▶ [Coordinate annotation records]
==*==
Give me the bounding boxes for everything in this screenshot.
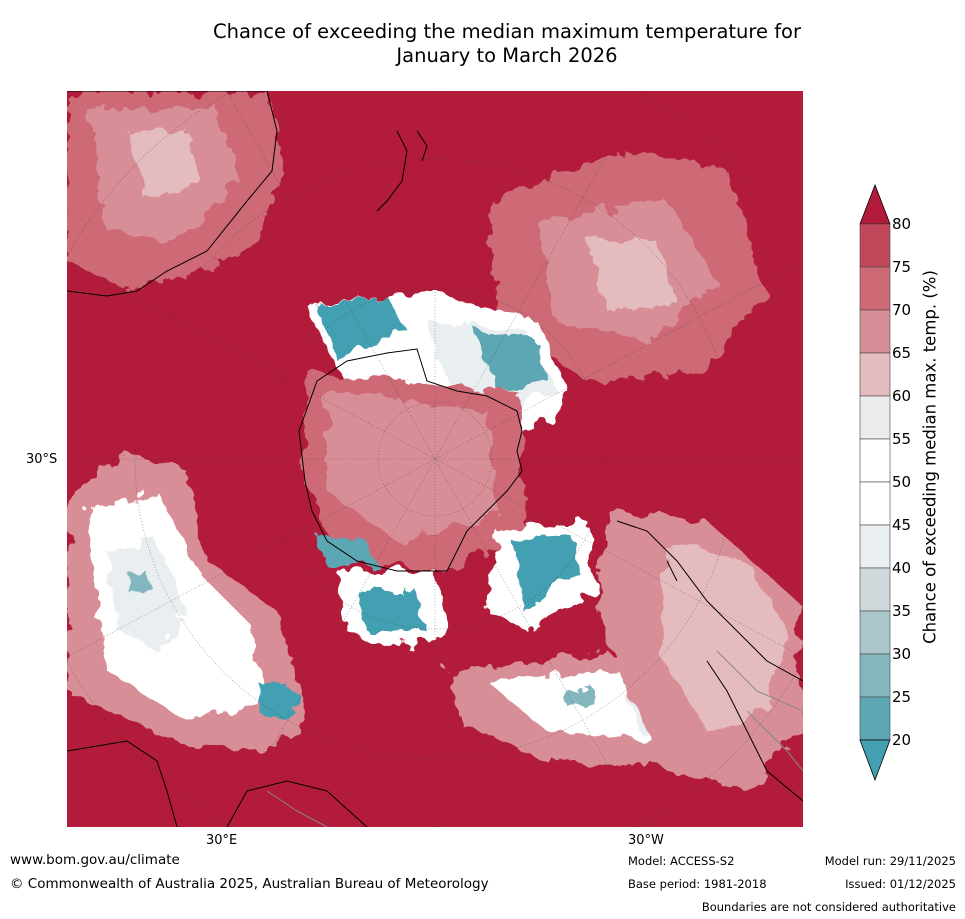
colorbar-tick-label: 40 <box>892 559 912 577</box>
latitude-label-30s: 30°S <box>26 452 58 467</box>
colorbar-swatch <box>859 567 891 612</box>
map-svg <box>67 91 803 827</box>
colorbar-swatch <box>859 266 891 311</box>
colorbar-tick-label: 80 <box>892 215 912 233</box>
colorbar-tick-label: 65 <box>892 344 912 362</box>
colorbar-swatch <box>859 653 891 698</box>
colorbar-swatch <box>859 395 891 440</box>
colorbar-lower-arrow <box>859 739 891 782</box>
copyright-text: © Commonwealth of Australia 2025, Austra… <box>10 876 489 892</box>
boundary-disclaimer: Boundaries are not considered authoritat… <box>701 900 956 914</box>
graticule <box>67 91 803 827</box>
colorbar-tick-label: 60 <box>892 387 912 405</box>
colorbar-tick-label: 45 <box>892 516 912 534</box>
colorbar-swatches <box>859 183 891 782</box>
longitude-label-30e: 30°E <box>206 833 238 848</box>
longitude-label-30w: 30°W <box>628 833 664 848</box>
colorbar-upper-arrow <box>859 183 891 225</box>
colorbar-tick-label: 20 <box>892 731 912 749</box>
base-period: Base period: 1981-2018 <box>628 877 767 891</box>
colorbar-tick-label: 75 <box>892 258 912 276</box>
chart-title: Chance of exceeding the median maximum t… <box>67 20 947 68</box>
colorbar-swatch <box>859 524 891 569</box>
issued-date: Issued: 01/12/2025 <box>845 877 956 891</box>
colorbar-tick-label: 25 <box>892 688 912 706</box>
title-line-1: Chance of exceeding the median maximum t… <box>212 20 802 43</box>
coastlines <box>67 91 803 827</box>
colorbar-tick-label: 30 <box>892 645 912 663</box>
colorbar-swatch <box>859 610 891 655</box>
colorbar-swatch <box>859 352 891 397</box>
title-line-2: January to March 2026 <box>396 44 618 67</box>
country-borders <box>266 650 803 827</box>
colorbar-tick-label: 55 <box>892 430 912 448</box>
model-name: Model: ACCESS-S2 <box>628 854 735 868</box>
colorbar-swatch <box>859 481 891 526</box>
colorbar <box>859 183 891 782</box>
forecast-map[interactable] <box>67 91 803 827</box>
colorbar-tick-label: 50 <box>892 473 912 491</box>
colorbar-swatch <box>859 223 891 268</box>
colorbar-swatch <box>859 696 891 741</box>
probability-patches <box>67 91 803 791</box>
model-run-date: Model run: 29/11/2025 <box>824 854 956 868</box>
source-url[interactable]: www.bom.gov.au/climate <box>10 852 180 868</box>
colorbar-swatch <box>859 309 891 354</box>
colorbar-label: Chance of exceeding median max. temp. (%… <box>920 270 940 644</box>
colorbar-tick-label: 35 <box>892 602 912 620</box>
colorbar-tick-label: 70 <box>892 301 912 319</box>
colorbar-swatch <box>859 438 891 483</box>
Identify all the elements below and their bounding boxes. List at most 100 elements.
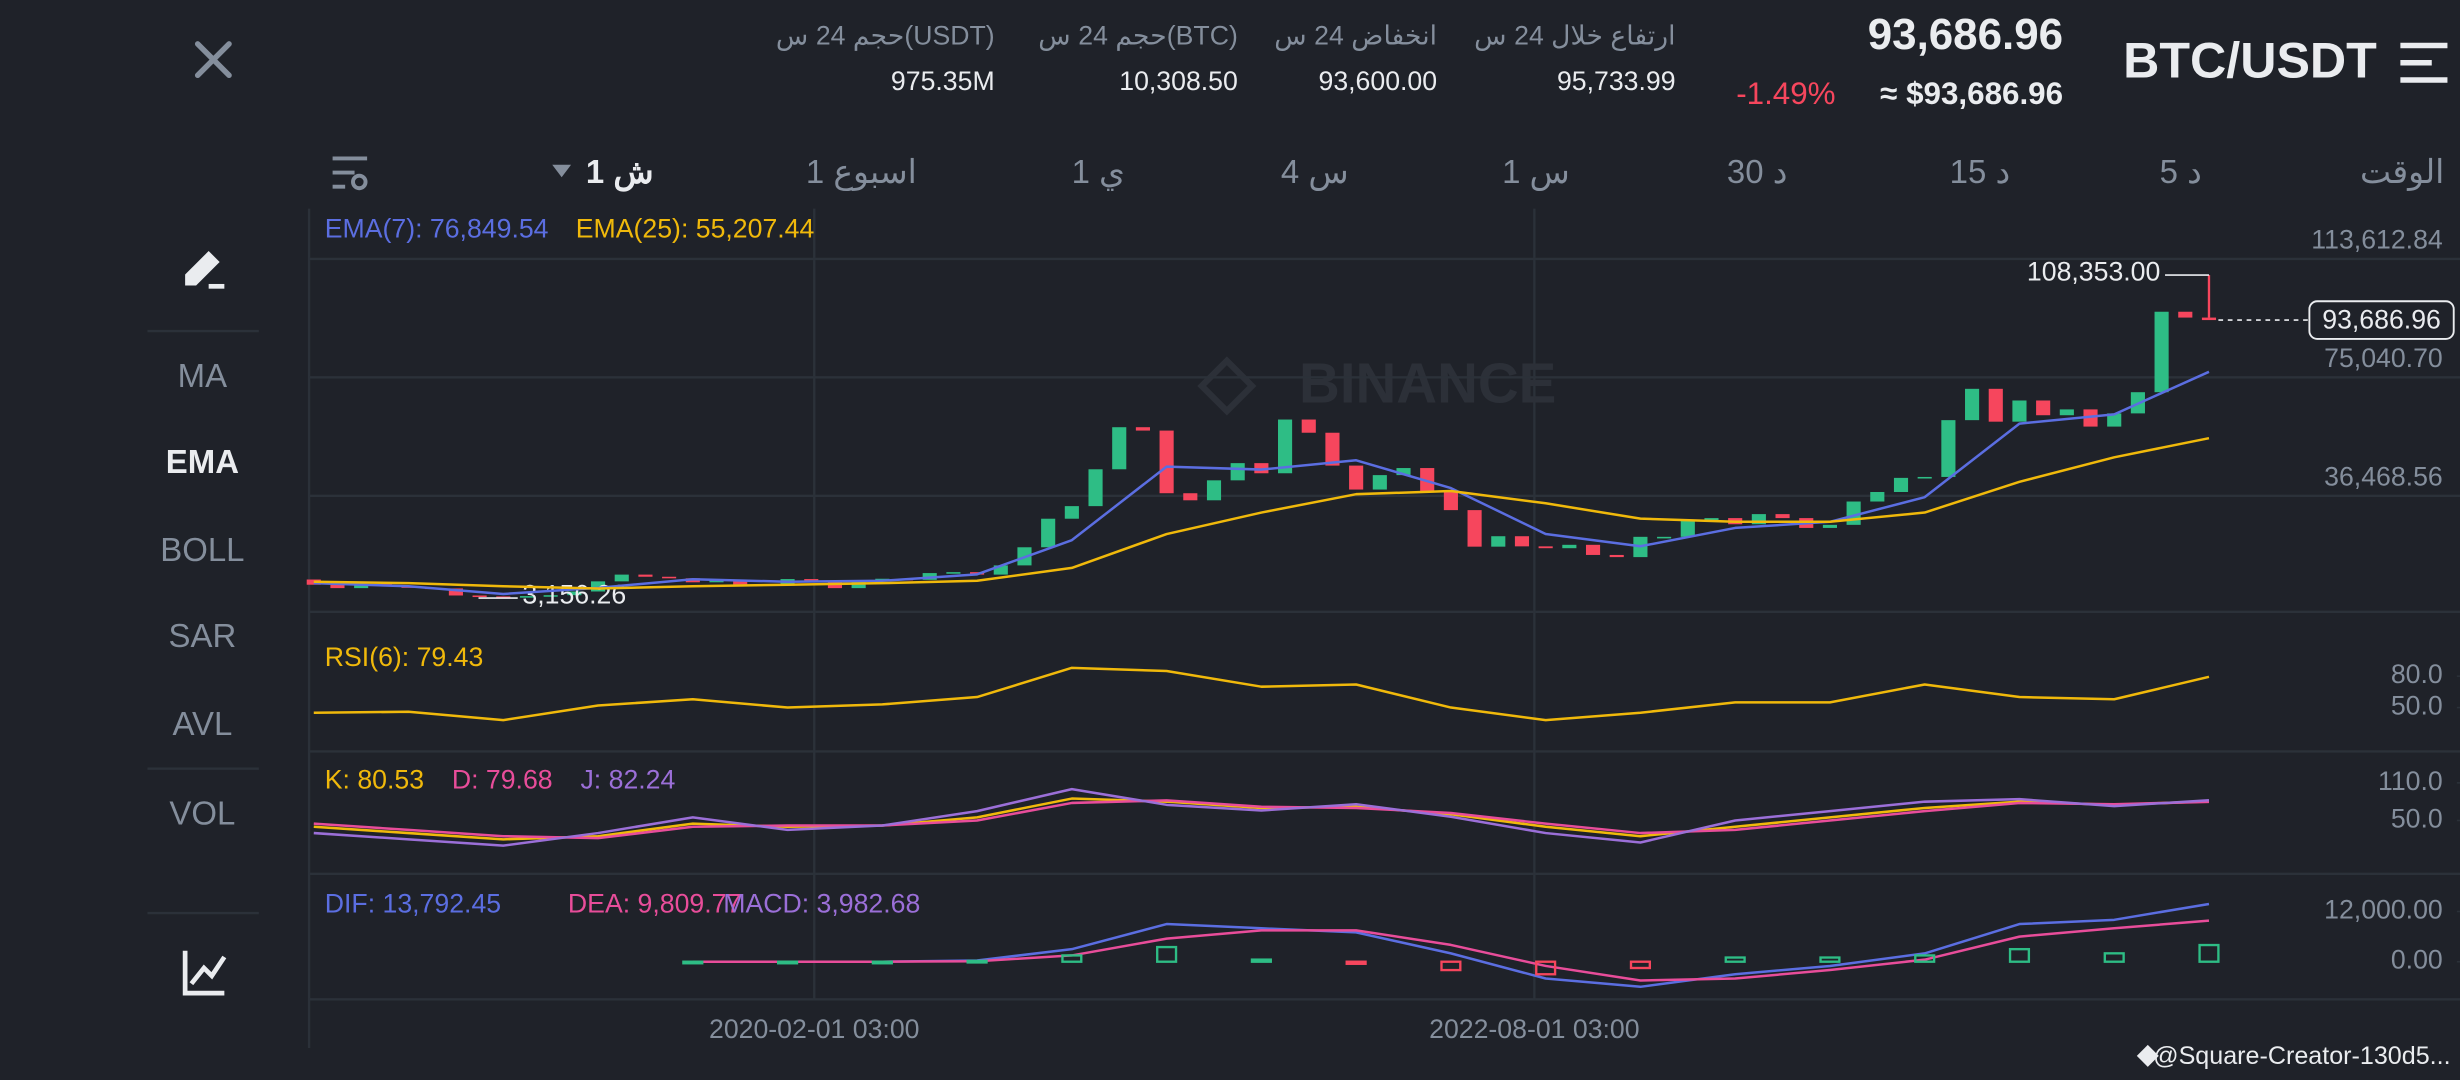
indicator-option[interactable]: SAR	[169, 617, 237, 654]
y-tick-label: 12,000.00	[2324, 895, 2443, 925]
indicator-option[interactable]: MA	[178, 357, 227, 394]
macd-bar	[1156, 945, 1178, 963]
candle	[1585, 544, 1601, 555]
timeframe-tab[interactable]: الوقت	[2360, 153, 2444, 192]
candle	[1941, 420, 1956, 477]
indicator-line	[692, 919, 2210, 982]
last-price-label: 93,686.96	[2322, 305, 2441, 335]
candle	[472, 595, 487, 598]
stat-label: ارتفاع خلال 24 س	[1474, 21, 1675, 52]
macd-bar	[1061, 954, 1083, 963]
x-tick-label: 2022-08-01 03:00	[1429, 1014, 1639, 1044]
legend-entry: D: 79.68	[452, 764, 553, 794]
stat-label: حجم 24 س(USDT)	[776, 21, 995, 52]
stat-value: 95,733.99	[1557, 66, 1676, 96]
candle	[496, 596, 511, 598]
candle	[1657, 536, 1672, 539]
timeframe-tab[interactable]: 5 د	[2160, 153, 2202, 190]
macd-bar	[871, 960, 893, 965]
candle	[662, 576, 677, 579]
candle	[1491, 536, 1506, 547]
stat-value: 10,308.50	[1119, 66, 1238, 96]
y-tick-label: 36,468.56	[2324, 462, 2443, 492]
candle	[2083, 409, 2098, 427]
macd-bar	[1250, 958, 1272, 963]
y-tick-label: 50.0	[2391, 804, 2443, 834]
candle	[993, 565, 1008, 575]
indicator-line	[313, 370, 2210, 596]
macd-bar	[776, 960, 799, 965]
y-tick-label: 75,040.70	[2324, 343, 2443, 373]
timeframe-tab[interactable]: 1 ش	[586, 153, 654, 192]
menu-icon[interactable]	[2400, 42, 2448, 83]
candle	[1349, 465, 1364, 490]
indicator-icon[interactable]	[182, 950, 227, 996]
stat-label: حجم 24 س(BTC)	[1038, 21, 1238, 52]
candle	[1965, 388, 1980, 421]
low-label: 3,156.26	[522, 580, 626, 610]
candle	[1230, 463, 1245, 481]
==*==
▶ [REQUEST]
Copy the listing from the line containing "617, 237, 654]" through the last line, with "macd-bar" replaced by "histogram-bar" and nothing else changed.

▶ [FULL OUTPUT]
indicator-option[interactable]: SAR	[169, 617, 237, 654]
y-tick-label: 12,000.00	[2324, 895, 2443, 925]
indicator-option[interactable]: MA	[178, 357, 227, 394]
histogram-bar	[1156, 945, 1178, 963]
candle	[1585, 544, 1601, 555]
timeframe-tab[interactable]: الوقت	[2360, 153, 2444, 192]
candle	[1941, 420, 1956, 477]
indicator-line	[692, 919, 2210, 982]
last-price-label: 93,686.96	[2322, 305, 2441, 335]
candle	[472, 595, 487, 598]
stat-label: ارتفاع خلال 24 س	[1474, 21, 1675, 52]
histogram-bar	[1061, 954, 1083, 963]
x-tick-label: 2022-08-01 03:00	[1429, 1014, 1639, 1044]
legend-entry: D: 79.68	[452, 764, 553, 794]
stat-label: حجم 24 س(USDT)	[776, 21, 995, 52]
stat-value: 95,733.99	[1557, 66, 1676, 96]
candle	[496, 596, 511, 598]
candle	[1657, 536, 1672, 539]
timeframe-tab[interactable]: 5 د	[2160, 153, 2202, 190]
histogram-bar	[871, 960, 893, 965]
candle	[662, 576, 677, 579]
candle	[1491, 536, 1506, 547]
stat-value: 10,308.50	[1119, 66, 1238, 96]
y-tick-label: 36,468.56	[2324, 462, 2443, 492]
candle	[2083, 409, 2098, 427]
histogram-bar	[1250, 958, 1272, 963]
y-tick-label: 50.0	[2391, 804, 2443, 834]
candle	[993, 565, 1008, 575]
indicator-line	[313, 370, 2210, 596]
histogram-bar	[776, 960, 799, 965]
y-tick-label: 75,040.70	[2324, 343, 2443, 373]
timeframe-tab[interactable]: 1 ش	[586, 153, 654, 192]
menu-icon[interactable]	[2400, 42, 2448, 83]
candle	[1349, 465, 1364, 490]
indicator-icon[interactable]	[182, 950, 227, 996]
stat-label: حجم 24 س(BTC)	[1038, 21, 1238, 52]
candle	[1965, 388, 1980, 421]
low-label: 3,156.26	[522, 580, 626, 610]
candle	[1230, 463, 1245, 481]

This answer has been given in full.